## What this task involves
Check every line below for the string "Suffix", and copy the lines that contain it.

[Dataset rows]
§

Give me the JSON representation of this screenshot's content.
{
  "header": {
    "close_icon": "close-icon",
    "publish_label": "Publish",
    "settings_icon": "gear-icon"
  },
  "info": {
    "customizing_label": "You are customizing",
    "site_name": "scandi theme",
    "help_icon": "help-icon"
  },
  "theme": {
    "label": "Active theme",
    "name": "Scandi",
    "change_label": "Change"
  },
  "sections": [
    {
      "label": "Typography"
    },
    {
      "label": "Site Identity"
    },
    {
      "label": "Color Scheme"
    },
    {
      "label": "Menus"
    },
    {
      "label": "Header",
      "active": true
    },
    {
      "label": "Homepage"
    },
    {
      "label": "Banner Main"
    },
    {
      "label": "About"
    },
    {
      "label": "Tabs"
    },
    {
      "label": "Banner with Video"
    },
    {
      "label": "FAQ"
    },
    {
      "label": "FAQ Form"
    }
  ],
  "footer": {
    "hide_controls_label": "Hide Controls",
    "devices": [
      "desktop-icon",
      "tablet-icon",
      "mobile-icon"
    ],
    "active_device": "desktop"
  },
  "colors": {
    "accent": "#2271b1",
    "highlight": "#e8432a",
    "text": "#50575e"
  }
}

§

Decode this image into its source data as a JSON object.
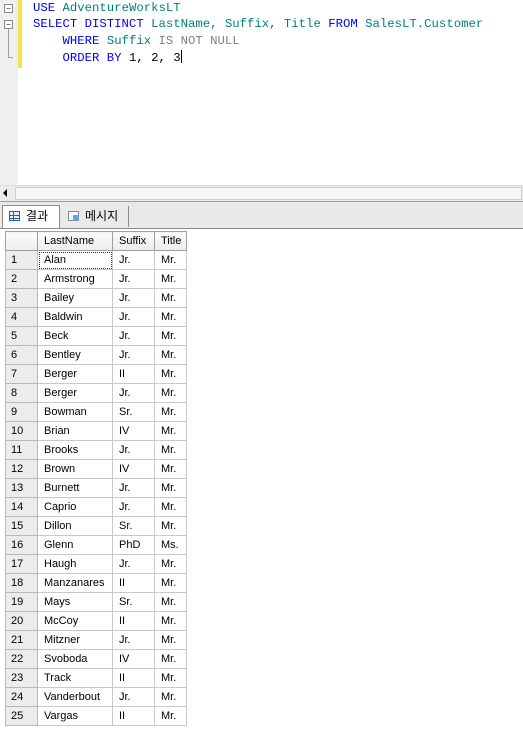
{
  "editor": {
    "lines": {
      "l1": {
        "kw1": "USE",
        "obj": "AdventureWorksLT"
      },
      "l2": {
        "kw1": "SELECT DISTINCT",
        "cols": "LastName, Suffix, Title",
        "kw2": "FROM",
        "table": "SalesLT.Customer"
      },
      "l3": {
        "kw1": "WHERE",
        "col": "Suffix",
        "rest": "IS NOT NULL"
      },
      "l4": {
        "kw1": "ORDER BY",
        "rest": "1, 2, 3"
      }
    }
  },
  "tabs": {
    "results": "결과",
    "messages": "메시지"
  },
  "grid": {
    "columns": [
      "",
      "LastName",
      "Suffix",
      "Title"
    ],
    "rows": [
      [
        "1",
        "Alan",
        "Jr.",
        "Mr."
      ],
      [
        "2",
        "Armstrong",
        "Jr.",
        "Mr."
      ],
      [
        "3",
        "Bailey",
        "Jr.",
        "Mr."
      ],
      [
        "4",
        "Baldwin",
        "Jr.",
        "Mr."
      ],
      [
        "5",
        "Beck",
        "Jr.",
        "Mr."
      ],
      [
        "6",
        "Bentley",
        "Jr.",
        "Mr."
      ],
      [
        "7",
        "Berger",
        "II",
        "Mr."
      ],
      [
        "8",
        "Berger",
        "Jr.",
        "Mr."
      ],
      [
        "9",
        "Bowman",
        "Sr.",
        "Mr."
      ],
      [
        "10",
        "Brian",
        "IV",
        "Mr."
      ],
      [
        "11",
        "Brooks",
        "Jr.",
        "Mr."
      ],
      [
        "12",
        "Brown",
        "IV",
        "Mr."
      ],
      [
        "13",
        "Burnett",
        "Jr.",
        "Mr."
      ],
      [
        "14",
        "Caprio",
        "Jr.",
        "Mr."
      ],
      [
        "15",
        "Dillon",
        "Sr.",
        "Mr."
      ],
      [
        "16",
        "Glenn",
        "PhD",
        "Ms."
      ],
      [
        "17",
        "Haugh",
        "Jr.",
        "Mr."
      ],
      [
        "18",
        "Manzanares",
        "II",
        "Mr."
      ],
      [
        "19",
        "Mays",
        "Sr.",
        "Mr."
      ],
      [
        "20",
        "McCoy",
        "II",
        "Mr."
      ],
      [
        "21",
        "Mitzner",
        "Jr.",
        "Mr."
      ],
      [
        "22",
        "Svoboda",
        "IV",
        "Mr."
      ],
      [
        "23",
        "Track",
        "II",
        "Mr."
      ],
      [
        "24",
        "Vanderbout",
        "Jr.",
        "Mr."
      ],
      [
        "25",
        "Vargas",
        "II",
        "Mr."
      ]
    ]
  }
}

§

## Solution to this exercise
        "cols": "LastName, Suffix, Title",
        "col": "Suffix",
      "Suffix",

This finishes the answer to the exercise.